Records to process →
==============================

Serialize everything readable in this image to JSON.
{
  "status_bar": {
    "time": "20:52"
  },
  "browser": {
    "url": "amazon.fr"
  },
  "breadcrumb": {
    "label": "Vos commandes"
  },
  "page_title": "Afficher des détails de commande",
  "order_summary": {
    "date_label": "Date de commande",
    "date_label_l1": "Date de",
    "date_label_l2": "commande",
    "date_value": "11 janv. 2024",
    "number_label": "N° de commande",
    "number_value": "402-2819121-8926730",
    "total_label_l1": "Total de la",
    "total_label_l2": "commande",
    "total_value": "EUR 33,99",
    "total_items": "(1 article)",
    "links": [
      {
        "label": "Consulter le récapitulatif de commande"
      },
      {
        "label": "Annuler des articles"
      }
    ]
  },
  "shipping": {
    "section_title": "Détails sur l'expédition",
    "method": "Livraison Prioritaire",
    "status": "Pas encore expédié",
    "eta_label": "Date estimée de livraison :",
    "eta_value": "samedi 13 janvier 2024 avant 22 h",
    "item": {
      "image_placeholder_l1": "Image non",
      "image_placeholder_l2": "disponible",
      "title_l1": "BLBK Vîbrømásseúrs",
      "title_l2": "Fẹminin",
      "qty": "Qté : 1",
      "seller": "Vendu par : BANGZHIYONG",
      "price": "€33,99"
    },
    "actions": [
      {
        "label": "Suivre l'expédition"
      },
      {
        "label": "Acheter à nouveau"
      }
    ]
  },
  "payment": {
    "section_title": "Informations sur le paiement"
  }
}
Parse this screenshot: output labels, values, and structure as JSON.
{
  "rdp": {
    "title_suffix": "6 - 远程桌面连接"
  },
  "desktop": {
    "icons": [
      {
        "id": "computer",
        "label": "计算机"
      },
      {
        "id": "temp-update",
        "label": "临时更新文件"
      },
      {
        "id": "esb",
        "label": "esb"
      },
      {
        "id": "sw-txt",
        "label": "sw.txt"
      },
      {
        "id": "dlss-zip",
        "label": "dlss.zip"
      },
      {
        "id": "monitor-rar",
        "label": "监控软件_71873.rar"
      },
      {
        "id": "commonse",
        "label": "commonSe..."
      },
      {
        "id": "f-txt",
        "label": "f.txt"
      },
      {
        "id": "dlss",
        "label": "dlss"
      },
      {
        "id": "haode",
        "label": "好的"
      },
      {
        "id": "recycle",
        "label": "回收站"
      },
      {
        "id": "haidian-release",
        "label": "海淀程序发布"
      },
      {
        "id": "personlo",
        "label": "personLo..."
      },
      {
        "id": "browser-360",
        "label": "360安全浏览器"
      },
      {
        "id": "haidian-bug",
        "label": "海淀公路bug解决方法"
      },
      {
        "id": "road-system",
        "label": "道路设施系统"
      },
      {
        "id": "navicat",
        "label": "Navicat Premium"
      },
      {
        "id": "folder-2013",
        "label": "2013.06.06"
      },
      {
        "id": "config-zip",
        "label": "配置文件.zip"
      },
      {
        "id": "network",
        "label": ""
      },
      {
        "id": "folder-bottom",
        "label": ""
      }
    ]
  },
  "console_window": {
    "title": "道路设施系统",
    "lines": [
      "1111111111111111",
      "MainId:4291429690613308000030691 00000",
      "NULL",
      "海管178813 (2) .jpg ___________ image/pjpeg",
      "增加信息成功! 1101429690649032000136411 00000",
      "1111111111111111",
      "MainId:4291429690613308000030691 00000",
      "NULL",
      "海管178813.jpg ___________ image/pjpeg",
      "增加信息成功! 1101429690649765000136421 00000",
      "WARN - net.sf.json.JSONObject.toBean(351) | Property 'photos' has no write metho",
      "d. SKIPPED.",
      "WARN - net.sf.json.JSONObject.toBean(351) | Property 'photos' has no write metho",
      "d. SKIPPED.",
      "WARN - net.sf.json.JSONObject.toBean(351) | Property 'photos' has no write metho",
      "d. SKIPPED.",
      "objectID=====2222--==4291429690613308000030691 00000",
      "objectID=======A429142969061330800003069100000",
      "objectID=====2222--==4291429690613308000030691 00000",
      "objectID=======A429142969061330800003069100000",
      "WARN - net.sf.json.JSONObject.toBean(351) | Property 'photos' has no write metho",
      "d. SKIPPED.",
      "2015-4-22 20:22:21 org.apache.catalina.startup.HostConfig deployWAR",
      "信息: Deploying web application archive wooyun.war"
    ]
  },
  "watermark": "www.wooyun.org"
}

==============================

Work required → Retype every record above exactly as written.

Response to the task →
Serialize everything readable in this image to JSON.
{
  "status_bar": {
    "time": "20:52"
  },
  "browser": {
    "url": "amazon.fr"
  },
  "breadcrumb": {
    "label": "Vos commandes"
  },
  "page_title": "Afficher des détails de commande",
  "order_summary": {
    "date_label": "Date de commande",
    "date_label_l1": "Date de",
    "date_label_l2": "commande",
    "date_value": "11 janv. 2024",
    "number_label": "N° de commande",
    "number_value": "402-2819121-8926730",
    "total_label_l1": "Total de la",
    "total_label_l2": "commande",
    "total_value": "EUR 33,99",
    "total_items": "(1 article)",
    "links": [
      {
        "label": "Consulter le récapitulatif de commande"
      },
      {
        "label": "Annuler des articles"
      }
    ]
  },
  "shipping": {
    "section_title": "Détails sur l'expédition",
    "method": "Livraison Prioritaire",
    "status": "Pas encore expédié",
    "eta_label": "Date estimée de livraison :",
    "eta_value": "samedi 13 janvier 2024 avant 22 h",
    "item": {
      "image_placeholder_l1": "Image non",
      "image_placeholder_l2": "disponible",
      "title_l1": "BLBK Vîbrømásseúrs",
      "title_l2": "Fẹminin",
      "qty": "Qté : 1",
      "seller": "Vendu par : BANGZHIYONG",
      "price": "€33,99"
    },
    "actions": [
      {
        "label": "Suivre l'expédition"
      },
      {
        "label": "Acheter à nouveau"
      }
    ]
  },
  "payment": {
    "section_title": "Informations sur le paiement"
  }
}
Parse this screenshot: output labels, values, and structure as JSON.
{
  "rdp": {
    "title_suffix": "6 - 远程桌面连接"
  },
  "desktop": {
    "icons": [
      {
        "id": "computer",
        "label": "计算机"
      },
      {
        "id": "temp-update",
        "label": "临时更新文件"
      },
      {
        "id": "esb",
        "label": "esb"
      },
      {
        "id": "sw-txt",
        "label": "sw.txt"
      },
      {
        "id": "dlss-zip",
        "label": "dlss.zip"
      },
      {
        "id": "monitor-rar",
        "label": "监控软件_71873.rar"
      },
      {
        "id": "commonse",
        "label": "commonSe..."
      },
      {
        "id": "f-txt",
        "label": "f.txt"
      },
      {
        "id": "dlss",
        "label": "dlss"
      },
      {
        "id": "haode",
        "label": "好的"
      },
      {
        "id": "recycle",
        "label": "回收站"
      },
      {
        "id": "haidian-release",
        "label": "海淀程序发布"
      },
      {
        "id": "personlo",
        "label": "personLo..."
      },
      {
        "id": "browser-360",
        "label": "360安全浏览器"
      },
      {
        "id": "haidian-bug",
        "label": "海淀公路bug解决方法"
      },
      {
        "id": "road-system",
        "label": "道路设施系统"
      },
      {
        "id": "navicat",
        "label": "Navicat Premium"
      },
      {
        "id": "folder-2013",
        "label": "2013.06.06"
      },
      {
        "id": "config-zip",
        "label": "配置文件.zip"
      },
      {
        "id": "network",
        "label": ""
      },
      {
        "id": "folder-bottom",
        "label": ""
      }
    ]
  },
  "console_window": {
    "title": "道路设施系统",
    "lines": [
      "1111111111111111",
      "MainId:4291429690613308000030691 00000",
      "NULL",
      "海管178813 (2) .jpg ___________ image/pjpeg",
      "增加信息成功! 1101429690649032000136411 00000",
      "1111111111111111",
      "MainId:4291429690613308000030691 00000",
      "NULL",
      "海管178813.jpg ___________ image/pjpeg",
      "增加信息成功! 1101429690649765000136421 00000",
      "WARN - net.sf.json.JSONObject.toBean(351) | Property 'photos' has no write metho",
      "d. SKIPPED.",
      "WARN - net.sf.json.JSONObject.toBean(351) | Property 'photos' has no write metho",
      "d. SKIPPED.",
      "WARN - net.sf.json.JSONObject.toBean(351) | Property 'photos' has no write metho",
      "d. SKIPPED.",
      "objectID=====2222--==4291429690613308000030691 00000",
      "objectID=======A429142969061330800003069100000",
      "objectID=====2222--==4291429690613308000030691 00000",
      "objectID=======A429142969061330800003069100000",
      "WARN - net.sf.json.JSONObject.toBean(351) | Property 'photos' has no write metho",
      "d. SKIPPED.",
      "2015-4-22 20:22:21 org.apache.catalina.startup.HostConfig deployWAR",
      "信息: Deploying web application archive wooyun.war"
    ]
  },
  "watermark": "www.wooyun.org"
}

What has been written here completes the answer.